Request: Quote each line of the material verbatim, without the pictures.

— BEGIN Source data —

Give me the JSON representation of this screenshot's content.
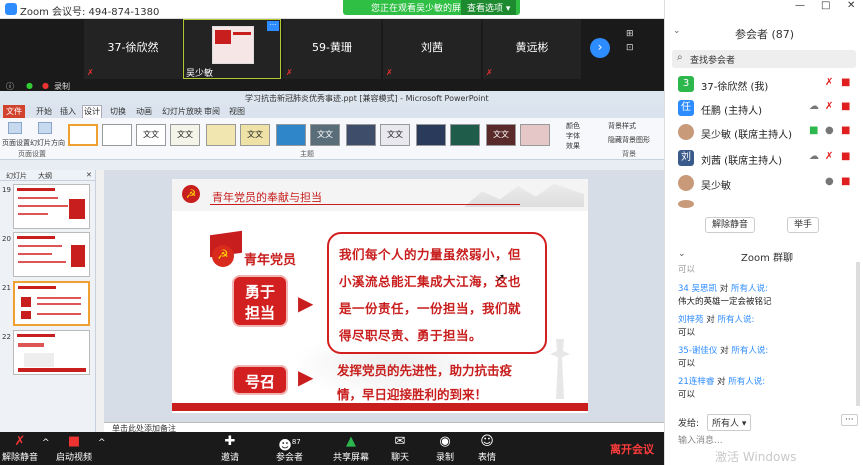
{
  "window": {
    "title": "Zoom 会议号: 494-874-1380",
    "minimize_glyph": "—",
    "maximize_glyph": "□",
    "close_glyph": "✕"
  },
  "share_banner": {
    "text": "您正在观看吴少敏的屏幕",
    "options_label": "查看选项 ▾"
  },
  "video_strip": {
    "tiles": [
      "37-徐欣然",
      "吴少敏",
      "59-黄珊",
      "刘茜",
      "黄远彬"
    ],
    "more_glyph": "···",
    "next_glyph": "›",
    "recording_label": "录制"
  },
  "ppt": {
    "title": "学习抗击新冠肺炎优秀事迹.ppt [兼容模式] - Microsoft PowerPoint",
    "tabs": [
      "文件",
      "开始",
      "插入",
      "设计",
      "切换",
      "动画",
      "幻灯片放映",
      "审阅",
      "视图"
    ],
    "ribbon": {
      "page_setup": "页面设置",
      "orientation": "幻灯片方向",
      "group_page": "页面设置",
      "group_theme": "主题",
      "group_bg": "背景",
      "theme_text": "文文",
      "colors": "颜色",
      "fonts": "字体",
      "effects": "效果",
      "bg_style": "背景样式",
      "hide_bg": "隐藏背景图形"
    },
    "left_tabs": [
      "幻灯片",
      "大纲"
    ],
    "slide_numbers": [
      "19",
      "20",
      "21",
      "22"
    ],
    "notes_placeholder": "单击此处添加备注"
  },
  "slide": {
    "header_title": "青年党员的奉献与担当",
    "youth_label": "青年党员",
    "badge1": [
      "勇于",
      "担当"
    ],
    "text1_lines": [
      "我们每个人的力量虽然弱小，但",
      "小溪流总能汇集成大江海，这也",
      "是一份责任，一份担当，我们就",
      "得尽职尽责、勇于担当。"
    ],
    "badge2": "号召",
    "text2_lines": [
      "发挥党员的先进性，助力抗击疫",
      "情，早日迎接胜利的到来！"
    ],
    "emblem_glyph": "☭",
    "arrow_glyph": "▶"
  },
  "toolbar": {
    "mute": "解除静音",
    "video": "启动视频",
    "invite": "邀请",
    "participants": "参会者",
    "participant_count": "87",
    "share": "共享屏幕",
    "chat": "聊天",
    "record": "录制",
    "reactions": "表情",
    "leave": "离开会议",
    "caret": "^"
  },
  "panel": {
    "title": "参会者 (87)",
    "search_placeholder": "查找参会者",
    "participants": [
      {
        "avatar": "3",
        "name": "37-徐欣然 (我)",
        "color": "#2db84d"
      },
      {
        "avatar": "任",
        "name": "任鹏 (主持人)",
        "color": "#2d8cff"
      },
      {
        "avatar": "",
        "name": "吴少敏 (联席主持人)",
        "color": "#c89a7a"
      },
      {
        "avatar": "刘",
        "name": "刘茜 (联席主持人)",
        "color": "#3a5a8a"
      },
      {
        "avatar": "",
        "name": "吴少敏",
        "color": "#c89a7a"
      }
    ],
    "unmute_all": "解除静音",
    "raise_hand": "举手",
    "chat_title": "Zoom 群聊",
    "partial_top": "可以",
    "messages": [
      {
        "sender": "34 吴思凯",
        "to": "对",
        "target": "所有人说:",
        "body": "伟大的英雄一定会被铭记"
      },
      {
        "sender": "刘梓苑",
        "to": "对",
        "target": "所有人说:",
        "body": "可以"
      },
      {
        "sender": "35-谢佳仪",
        "to": "对",
        "target": "所有人说:",
        "body": "可以"
      },
      {
        "sender": "21连梓睿",
        "to": "对",
        "target": "所有人说:",
        "body": "可以"
      }
    ],
    "send_to_label": "发给:",
    "send_to_value": "所有人 ▾",
    "input_placeholder": "输入消息...",
    "watermark": "激活 Windows"
  }
}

— END Source data —

Answer:
Give me the JSON representation of this screenshot's content.
{
  "window": {
    "title": "Zoom 会议号: 494-874-1380",
    "minimize_glyph": "—",
    "maximize_glyph": "□",
    "close_glyph": "✕"
  },
  "share_banner": {
    "text": "您正在观看吴少敏的屏幕",
    "options_label": "查看选项 ▾"
  },
  "video_strip": {
    "tiles": [
      "37-徐欣然",
      "吴少敏",
      "59-黄珊",
      "刘茜",
      "黄远彬"
    ],
    "more_glyph": "···",
    "next_glyph": "›",
    "recording_label": "录制"
  },
  "ppt": {
    "title": "学习抗击新冠肺炎优秀事迹.ppt [兼容模式] - Microsoft PowerPoint",
    "tabs": [
      "文件",
      "开始",
      "插入",
      "设计",
      "切换",
      "动画",
      "幻灯片放映",
      "审阅",
      "视图"
    ],
    "ribbon": {
      "page_setup": "页面设置",
      "orientation": "幻灯片方向",
      "group_page": "页面设置",
      "group_theme": "主题",
      "group_bg": "背景",
      "theme_text": "文文",
      "colors": "颜色",
      "fonts": "字体",
      "effects": "效果",
      "bg_style": "背景样式",
      "hide_bg": "隐藏背景图形"
    },
    "left_tabs": [
      "幻灯片",
      "大纲"
    ],
    "slide_numbers": [
      "19",
      "20",
      "21",
      "22"
    ],
    "notes_placeholder": "单击此处添加备注"
  },
  "slide": {
    "header_title": "青年党员的奉献与担当",
    "youth_label": "青年党员",
    "badge1": [
      "勇于",
      "担当"
    ],
    "text1_lines": [
      "我们每个人的力量虽然弱小，但",
      "小溪流总能汇集成大江海，这也",
      "是一份责任，一份担当，我们就",
      "得尽职尽责、勇于担当。"
    ],
    "badge2": "号召",
    "text2_lines": [
      "发挥党员的先进性，助力抗击疫",
      "情，早日迎接胜利的到来！"
    ],
    "emblem_glyph": "☭",
    "arrow_glyph": "▶"
  },
  "toolbar": {
    "mute": "解除静音",
    "video": "启动视频",
    "invite": "邀请",
    "participants": "参会者",
    "participant_count": "87",
    "share": "共享屏幕",
    "chat": "聊天",
    "record": "录制",
    "reactions": "表情",
    "leave": "离开会议",
    "caret": "^"
  },
  "panel": {
    "title": "参会者 (87)",
    "search_placeholder": "查找参会者",
    "participants": [
      {
        "avatar": "3",
        "name": "37-徐欣然 (我)",
        "color": "#2db84d"
      },
      {
        "avatar": "任",
        "name": "任鹏 (主持人)",
        "color": "#2d8cff"
      },
      {
        "avatar": "",
        "name": "吴少敏 (联席主持人)",
        "color": "#c89a7a"
      },
      {
        "avatar": "刘",
        "name": "刘茜 (联席主持人)",
        "color": "#3a5a8a"
      },
      {
        "avatar": "",
        "name": "吴少敏",
        "color": "#c89a7a"
      }
    ],
    "unmute_all": "解除静音",
    "raise_hand": "举手",
    "chat_title": "Zoom 群聊",
    "partial_top": "可以",
    "messages": [
      {
        "sender": "34 吴思凯",
        "to": "对",
        "target": "所有人说:",
        "body": "伟大的英雄一定会被铭记"
      },
      {
        "sender": "刘梓苑",
        "to": "对",
        "target": "所有人说:",
        "body": "可以"
      },
      {
        "sender": "35-谢佳仪",
        "to": "对",
        "target": "所有人说:",
        "body": "可以"
      },
      {
        "sender": "21连梓睿",
        "to": "对",
        "target": "所有人说:",
        "body": "可以"
      }
    ],
    "send_to_label": "发给:",
    "send_to_value": "所有人 ▾",
    "input_placeholder": "输入消息...",
    "watermark": "激活 Windows"
  }
}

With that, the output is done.